# [Your instructions]
The records that follow should be retyped word for word.

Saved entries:
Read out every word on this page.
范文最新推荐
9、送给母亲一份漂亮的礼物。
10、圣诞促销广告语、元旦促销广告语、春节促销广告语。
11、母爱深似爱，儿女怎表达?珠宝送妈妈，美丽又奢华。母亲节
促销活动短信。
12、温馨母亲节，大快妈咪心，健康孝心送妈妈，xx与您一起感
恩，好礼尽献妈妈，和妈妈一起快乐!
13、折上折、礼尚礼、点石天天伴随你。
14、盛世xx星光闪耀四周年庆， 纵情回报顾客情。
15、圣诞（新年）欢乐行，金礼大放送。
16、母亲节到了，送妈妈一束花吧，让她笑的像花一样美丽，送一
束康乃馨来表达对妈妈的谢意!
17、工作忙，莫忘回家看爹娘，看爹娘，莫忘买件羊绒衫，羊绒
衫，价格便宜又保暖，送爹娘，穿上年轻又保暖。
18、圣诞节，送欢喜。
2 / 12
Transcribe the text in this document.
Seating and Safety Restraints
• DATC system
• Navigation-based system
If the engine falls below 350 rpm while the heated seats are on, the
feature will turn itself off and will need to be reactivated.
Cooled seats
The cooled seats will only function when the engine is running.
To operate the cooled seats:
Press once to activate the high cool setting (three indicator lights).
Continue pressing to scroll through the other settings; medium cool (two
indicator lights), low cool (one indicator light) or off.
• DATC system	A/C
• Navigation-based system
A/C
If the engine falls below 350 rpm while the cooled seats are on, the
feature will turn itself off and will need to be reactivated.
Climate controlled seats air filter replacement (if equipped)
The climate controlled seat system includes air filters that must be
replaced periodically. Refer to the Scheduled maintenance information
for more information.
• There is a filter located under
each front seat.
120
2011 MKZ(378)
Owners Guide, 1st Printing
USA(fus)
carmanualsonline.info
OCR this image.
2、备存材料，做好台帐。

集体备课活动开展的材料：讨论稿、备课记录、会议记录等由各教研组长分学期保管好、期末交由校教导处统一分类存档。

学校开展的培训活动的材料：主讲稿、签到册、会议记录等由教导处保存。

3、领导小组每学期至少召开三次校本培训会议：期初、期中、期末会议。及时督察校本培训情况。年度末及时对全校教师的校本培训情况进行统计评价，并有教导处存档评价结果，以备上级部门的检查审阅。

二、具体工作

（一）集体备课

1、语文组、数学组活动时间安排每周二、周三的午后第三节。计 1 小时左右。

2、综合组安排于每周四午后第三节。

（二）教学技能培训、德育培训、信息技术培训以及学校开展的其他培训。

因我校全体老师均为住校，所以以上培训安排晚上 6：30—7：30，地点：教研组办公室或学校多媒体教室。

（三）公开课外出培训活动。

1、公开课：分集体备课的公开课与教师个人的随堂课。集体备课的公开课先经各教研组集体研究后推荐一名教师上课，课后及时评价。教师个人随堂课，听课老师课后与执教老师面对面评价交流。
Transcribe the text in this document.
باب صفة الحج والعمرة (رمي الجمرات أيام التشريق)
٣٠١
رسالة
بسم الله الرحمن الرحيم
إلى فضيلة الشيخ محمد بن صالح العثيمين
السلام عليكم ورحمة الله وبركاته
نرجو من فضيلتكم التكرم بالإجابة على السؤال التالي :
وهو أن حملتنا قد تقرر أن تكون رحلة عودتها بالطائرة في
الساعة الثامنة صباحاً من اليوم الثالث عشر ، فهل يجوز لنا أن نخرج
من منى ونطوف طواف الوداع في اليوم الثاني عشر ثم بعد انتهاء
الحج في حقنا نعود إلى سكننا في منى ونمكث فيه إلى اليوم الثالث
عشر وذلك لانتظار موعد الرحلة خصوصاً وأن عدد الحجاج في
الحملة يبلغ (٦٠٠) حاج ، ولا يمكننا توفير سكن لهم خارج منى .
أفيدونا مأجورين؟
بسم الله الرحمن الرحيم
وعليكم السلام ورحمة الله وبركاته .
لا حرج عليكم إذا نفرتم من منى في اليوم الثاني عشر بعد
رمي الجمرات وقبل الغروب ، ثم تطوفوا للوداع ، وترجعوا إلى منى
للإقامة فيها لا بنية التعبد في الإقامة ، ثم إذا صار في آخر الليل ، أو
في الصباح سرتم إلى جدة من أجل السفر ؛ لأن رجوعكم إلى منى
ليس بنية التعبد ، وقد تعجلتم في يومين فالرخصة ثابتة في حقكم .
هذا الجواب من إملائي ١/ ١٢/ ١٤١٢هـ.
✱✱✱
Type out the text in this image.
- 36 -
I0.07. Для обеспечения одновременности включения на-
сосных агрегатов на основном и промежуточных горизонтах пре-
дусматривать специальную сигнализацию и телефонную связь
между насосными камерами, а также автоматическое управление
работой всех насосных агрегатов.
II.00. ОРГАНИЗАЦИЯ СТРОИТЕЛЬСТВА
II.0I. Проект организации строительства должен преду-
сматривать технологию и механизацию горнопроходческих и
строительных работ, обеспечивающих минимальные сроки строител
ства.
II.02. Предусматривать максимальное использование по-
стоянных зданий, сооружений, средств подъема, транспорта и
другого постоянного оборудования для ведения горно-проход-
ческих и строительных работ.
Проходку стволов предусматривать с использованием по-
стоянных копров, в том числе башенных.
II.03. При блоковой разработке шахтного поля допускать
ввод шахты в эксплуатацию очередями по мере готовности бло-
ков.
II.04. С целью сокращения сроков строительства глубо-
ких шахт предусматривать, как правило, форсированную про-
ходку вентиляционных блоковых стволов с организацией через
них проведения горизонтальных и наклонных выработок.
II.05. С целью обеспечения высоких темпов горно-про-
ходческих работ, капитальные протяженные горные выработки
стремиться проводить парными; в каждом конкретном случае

# [Exercise result]
Read out every word on this page.
范文最新推荐
9、送给母亲一份漂亮的礼物。
10、圣诞促销广告语、元旦促销广告语、春节促销广告语。
11、母爱深似爱，儿女怎表达?珠宝送妈妈，美丽又奢华。母亲节
促销活动短信。
12、温馨母亲节，大快妈咪心，健康孝心送妈妈，xx与您一起感
恩，好礼尽献妈妈，和妈妈一起快乐!
13、折上折、礼尚礼、点石天天伴随你。
14、盛世xx星光闪耀四周年庆， 纵情回报顾客情。
15、圣诞（新年）欢乐行，金礼大放送。
16、母亲节到了，送妈妈一束花吧，让她笑的像花一样美丽，送一
束康乃馨来表达对妈妈的谢意!
17、工作忙，莫忘回家看爹娘，看爹娘，莫忘买件羊绒衫，羊绒
衫，价格便宜又保暖，送爹娘，穿上年轻又保暖。
18、圣诞节，送欢喜。
2 / 12
Transcribe the text in this document.
Seating and Safety Restraints
• DATC system
• Navigation-based system
If the engine falls below 350 rpm while the heated seats are on, the
feature will turn itself off and will need to be reactivated.
Cooled seats
The cooled seats will only function when the engine is running.
To operate the cooled seats:
Press once to activate the high cool setting (three indicator lights).
Continue pressing to scroll through the other settings; medium cool (two
indicator lights), low cool (one indicator light) or off.
• DATC system	A/C
• Navigation-based system
A/C
If the engine falls below 350 rpm while the cooled seats are on, the
feature will turn itself off and will need to be reactivated.
Climate controlled seats air filter replacement (if equipped)
The climate controlled seat system includes air filters that must be
replaced periodically. Refer to the Scheduled maintenance information
for more information.
• There is a filter located under
each front seat.
120
2011 MKZ(378)
Owners Guide, 1st Printing
USA(fus)
carmanualsonline.info
OCR this image.
2、备存材料，做好台帐。

集体备课活动开展的材料：讨论稿、备课记录、会议记录等由各教研组长分学期保管好、期末交由校教导处统一分类存档。

学校开展的培训活动的材料：主讲稿、签到册、会议记录等由教导处保存。

3、领导小组每学期至少召开三次校本培训会议：期初、期中、期末会议。及时督察校本培训情况。年度末及时对全校教师的校本培训情况进行统计评价，并有教导处存档评价结果，以备上级部门的检查审阅。

二、具体工作

（一）集体备课

1、语文组、数学组活动时间安排每周二、周三的午后第三节。计 1 小时左右。

2、综合组安排于每周四午后第三节。

（二）教学技能培训、德育培训、信息技术培训以及学校开展的其他培训。

因我校全体老师均为住校，所以以上培训安排晚上 6：30—7：30，地点：教研组办公室或学校多媒体教室。

（三）公开课外出培训活动。

1、公开课：分集体备课的公开课与教师个人的随堂课。集体备课的公开课先经各教研组集体研究后推荐一名教师上课，课后及时评价。教师个人随堂课，听课老师课后与执教老师面对面评价交流。
Transcribe the text in this document.
باب صفة الحج والعمرة (رمي الجمرات أيام التشريق)
٣٠١
رسالة
بسم الله الرحمن الرحيم
إلى فضيلة الشيخ محمد بن صالح العثيمين
السلام عليكم ورحمة الله وبركاته
نرجو من فضيلتكم التكرم بالإجابة على السؤال التالي :
وهو أن حملتنا قد تقرر أن تكون رحلة عودتها بالطائرة في
الساعة الثامنة صباحاً من اليوم الثالث عشر ، فهل يجوز لنا أن نخرج
من منى ونطوف طواف الوداع في اليوم الثاني عشر ثم بعد انتهاء
الحج في حقنا نعود إلى سكننا في منى ونمكث فيه إلى اليوم الثالث
عشر وذلك لانتظار موعد الرحلة خصوصاً وأن عدد الحجاج في
الحملة يبلغ (٦٠٠) حاج ، ولا يمكننا توفير سكن لهم خارج منى .
أفيدونا مأجورين؟
بسم الله الرحمن الرحيم
وعليكم السلام ورحمة الله وبركاته .
لا حرج عليكم إذا نفرتم من منى في اليوم الثاني عشر بعد
رمي الجمرات وقبل الغروب ، ثم تطوفوا للوداع ، وترجعوا إلى منى
للإقامة فيها لا بنية التعبد في الإقامة ، ثم إذا صار في آخر الليل ، أو
في الصباح سرتم إلى جدة من أجل السفر ؛ لأن رجوعكم إلى منى
ليس بنية التعبد ، وقد تعجلتم في يومين فالرخصة ثابتة في حقكم .
هذا الجواب من إملائي ١/ ١٢/ ١٤١٢هـ.
✱✱✱
Type out the text in this image.
- 36 -
I0.07. Для обеспечения одновременности включения на-
сосных агрегатов на основном и промежуточных горизонтах пре-
дусматривать специальную сигнализацию и телефонную связь
между насосными камерами, а также автоматическое управление
работой всех насосных агрегатов.
II.00. ОРГАНИЗАЦИЯ СТРОИТЕЛЬСТВА
II.0I. Проект организации строительства должен преду-
сматривать технологию и механизацию горнопроходческих и
строительных работ, обеспечивающих минимальные сроки строител
ства.
II.02. Предусматривать максимальное использование по-
стоянных зданий, сооружений, средств подъема, транспорта и
другого постоянного оборудования для ведения горно-проход-
ческих и строительных работ.
Проходку стволов предусматривать с использованием по-
стоянных копров, в том числе башенных.
II.03. При блоковой разработке шахтного поля допускать
ввод шахты в эксплуатацию очередями по мере готовности бло-
ков.
II.04. С целью сокращения сроков строительства глубо-
ких шахт предусматривать, как правило, форсированную про-
ходку вентиляционных блоковых стволов с организацией через
них проведения горизонтальных и наклонных выработок.
II.05. С целью обеспечения высоких темпов горно-про-
ходческих работ, капитальные протяженные горные выработки
стремиться проводить парными; в каждом конкретном случае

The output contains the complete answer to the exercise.